OBJECTIVE →
Extract, from the listing that follows, each line containing the word "this".
:: MATERIAL PROVIDED ::
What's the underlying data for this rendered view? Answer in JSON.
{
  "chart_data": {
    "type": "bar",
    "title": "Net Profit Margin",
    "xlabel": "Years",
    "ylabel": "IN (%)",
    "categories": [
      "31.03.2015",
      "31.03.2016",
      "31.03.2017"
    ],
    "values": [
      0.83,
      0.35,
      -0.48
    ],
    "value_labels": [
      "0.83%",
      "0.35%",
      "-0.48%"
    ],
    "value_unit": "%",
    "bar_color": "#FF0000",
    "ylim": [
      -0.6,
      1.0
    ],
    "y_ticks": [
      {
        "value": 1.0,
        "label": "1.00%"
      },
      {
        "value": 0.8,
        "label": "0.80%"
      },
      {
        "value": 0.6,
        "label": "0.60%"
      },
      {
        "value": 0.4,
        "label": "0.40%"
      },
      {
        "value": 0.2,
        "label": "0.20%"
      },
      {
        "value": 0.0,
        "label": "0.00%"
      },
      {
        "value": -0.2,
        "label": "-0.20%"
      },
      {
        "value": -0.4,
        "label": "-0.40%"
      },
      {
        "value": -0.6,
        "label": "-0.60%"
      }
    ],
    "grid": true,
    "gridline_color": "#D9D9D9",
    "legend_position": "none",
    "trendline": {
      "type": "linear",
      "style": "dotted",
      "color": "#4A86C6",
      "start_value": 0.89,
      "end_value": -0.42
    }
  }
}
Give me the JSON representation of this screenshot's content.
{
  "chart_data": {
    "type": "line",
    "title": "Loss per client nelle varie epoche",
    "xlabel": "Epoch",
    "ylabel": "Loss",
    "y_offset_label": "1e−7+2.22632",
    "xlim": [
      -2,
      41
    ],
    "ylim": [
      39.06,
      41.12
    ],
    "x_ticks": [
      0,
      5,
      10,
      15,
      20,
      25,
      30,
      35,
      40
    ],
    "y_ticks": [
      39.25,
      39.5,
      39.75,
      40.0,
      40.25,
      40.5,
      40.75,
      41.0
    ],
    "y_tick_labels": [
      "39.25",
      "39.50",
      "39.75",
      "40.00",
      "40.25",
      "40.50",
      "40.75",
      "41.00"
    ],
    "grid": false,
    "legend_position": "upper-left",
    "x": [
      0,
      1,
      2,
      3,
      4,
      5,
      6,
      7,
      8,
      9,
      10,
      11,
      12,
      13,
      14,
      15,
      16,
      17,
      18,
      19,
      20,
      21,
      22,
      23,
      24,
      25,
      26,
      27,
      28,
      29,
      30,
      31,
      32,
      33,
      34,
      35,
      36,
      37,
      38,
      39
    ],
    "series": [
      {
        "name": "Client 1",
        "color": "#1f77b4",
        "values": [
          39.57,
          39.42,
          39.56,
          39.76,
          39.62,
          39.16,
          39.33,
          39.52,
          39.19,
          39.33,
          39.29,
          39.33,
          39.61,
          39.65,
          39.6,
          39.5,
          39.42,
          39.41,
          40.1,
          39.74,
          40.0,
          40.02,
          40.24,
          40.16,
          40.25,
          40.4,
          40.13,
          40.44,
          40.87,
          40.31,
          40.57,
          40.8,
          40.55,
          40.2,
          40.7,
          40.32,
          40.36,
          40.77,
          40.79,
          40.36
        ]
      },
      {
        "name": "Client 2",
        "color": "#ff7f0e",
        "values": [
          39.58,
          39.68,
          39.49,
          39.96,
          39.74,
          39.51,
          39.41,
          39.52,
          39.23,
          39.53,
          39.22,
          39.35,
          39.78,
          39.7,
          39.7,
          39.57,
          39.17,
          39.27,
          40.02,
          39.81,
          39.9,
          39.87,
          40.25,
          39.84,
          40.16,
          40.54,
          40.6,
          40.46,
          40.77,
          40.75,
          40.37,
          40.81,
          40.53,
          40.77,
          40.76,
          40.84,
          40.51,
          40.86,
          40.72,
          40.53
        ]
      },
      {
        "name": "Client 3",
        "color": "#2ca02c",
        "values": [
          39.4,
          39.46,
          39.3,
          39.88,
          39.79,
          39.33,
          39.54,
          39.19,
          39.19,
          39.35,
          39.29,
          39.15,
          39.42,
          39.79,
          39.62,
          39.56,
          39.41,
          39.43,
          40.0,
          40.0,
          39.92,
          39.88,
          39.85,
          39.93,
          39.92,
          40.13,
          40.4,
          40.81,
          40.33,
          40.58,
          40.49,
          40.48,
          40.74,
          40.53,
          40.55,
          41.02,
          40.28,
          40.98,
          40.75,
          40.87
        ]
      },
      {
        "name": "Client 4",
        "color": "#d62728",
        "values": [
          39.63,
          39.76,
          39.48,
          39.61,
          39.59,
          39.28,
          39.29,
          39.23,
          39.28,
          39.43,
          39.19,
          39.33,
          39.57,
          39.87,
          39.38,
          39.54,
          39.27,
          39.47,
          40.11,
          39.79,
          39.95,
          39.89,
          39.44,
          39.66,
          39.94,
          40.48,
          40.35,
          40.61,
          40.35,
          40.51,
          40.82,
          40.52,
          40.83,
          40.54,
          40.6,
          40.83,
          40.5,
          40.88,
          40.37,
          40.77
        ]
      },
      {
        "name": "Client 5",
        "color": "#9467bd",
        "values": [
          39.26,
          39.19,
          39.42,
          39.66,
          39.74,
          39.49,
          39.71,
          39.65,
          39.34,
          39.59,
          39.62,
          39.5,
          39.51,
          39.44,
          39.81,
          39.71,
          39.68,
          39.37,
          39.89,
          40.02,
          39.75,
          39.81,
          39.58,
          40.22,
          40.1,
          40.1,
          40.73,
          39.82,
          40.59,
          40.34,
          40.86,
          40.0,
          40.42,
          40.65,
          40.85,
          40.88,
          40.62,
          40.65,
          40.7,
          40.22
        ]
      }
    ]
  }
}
:::
ANSWER →
What's the underlying data for this rendered view? Answer in JSON.
Give me the JSON representation of this screenshot's content.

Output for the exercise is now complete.